_WHAT NEEDS TO BE DONE_
From the listing below, pull each line that includes "profile".

Stored data:

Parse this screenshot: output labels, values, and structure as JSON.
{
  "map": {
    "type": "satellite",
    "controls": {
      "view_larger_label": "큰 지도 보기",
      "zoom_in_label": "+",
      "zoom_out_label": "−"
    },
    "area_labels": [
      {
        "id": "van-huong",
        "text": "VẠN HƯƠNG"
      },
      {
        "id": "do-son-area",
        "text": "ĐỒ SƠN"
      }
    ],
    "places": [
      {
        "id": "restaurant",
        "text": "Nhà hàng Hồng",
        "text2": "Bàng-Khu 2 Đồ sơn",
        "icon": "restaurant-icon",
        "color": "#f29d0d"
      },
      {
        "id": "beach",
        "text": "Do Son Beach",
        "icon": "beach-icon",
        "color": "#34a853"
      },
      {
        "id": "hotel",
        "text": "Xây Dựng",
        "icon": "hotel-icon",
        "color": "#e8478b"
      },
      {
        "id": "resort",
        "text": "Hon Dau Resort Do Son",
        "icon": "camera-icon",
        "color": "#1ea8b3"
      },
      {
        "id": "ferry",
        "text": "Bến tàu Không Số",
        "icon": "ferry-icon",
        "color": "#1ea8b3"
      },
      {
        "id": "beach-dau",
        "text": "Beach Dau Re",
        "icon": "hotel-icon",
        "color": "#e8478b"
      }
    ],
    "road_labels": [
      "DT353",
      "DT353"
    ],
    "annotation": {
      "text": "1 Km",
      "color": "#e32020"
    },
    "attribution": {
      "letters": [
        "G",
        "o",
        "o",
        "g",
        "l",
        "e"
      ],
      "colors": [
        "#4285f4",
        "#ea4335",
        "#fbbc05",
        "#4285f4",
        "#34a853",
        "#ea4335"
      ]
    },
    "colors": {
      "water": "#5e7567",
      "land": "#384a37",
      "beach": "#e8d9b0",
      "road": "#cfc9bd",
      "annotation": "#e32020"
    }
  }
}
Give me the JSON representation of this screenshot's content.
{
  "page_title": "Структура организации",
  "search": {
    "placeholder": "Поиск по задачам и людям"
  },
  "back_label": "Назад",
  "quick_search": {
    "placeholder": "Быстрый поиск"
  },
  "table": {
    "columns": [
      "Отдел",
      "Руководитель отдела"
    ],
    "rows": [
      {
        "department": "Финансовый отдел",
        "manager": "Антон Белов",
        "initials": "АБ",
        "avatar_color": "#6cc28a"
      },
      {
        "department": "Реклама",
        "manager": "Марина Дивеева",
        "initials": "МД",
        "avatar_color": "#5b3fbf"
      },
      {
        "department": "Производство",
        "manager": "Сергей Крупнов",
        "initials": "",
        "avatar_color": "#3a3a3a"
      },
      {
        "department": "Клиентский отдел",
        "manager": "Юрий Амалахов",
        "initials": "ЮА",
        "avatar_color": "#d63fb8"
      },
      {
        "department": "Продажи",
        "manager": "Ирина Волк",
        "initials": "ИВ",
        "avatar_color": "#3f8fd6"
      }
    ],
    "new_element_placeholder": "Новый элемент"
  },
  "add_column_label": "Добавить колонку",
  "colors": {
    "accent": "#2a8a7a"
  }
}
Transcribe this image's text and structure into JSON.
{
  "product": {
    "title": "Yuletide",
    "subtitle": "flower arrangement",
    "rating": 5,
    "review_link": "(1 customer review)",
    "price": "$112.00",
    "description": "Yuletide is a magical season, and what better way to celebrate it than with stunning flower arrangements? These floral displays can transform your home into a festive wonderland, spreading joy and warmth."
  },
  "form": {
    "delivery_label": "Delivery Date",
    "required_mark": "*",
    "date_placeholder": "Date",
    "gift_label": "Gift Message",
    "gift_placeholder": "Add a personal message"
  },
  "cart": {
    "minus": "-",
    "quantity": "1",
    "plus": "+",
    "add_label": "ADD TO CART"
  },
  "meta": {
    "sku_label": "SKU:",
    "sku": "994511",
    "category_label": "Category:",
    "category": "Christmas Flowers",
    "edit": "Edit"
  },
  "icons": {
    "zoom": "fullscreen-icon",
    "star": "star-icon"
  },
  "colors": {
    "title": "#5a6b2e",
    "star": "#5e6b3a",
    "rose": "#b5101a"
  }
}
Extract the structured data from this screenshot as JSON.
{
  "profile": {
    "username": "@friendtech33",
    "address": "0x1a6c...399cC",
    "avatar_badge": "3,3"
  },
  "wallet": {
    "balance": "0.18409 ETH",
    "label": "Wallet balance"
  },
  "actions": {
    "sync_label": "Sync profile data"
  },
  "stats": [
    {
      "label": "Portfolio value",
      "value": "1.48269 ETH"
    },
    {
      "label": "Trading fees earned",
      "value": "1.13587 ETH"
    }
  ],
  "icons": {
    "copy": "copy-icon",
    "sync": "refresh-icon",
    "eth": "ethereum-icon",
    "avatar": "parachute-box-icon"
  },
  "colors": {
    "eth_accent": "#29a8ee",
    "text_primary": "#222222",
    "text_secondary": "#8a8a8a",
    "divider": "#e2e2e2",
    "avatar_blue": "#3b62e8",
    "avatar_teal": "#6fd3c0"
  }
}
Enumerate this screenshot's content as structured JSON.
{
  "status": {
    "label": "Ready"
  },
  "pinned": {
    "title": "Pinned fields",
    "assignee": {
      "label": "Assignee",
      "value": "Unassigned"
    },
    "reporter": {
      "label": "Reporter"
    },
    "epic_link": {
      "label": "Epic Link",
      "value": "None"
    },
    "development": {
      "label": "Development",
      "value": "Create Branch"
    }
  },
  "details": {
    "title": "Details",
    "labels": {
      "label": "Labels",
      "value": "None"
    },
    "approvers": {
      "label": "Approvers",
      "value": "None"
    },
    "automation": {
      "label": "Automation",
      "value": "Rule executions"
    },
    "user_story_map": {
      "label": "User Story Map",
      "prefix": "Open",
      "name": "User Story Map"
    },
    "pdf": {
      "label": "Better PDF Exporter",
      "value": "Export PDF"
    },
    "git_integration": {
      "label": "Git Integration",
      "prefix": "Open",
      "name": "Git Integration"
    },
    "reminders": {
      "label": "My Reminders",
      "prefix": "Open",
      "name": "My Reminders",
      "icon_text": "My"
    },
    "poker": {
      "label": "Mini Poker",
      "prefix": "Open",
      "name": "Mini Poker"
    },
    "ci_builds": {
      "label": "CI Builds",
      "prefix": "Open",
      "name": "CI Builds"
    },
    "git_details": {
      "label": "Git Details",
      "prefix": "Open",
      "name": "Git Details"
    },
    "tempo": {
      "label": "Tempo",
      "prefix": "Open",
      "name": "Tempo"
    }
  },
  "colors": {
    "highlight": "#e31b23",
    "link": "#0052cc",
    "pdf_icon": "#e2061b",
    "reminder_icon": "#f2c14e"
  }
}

_FINAL RESULT_
  "profile": {
    "sync_label": "Sync profile data"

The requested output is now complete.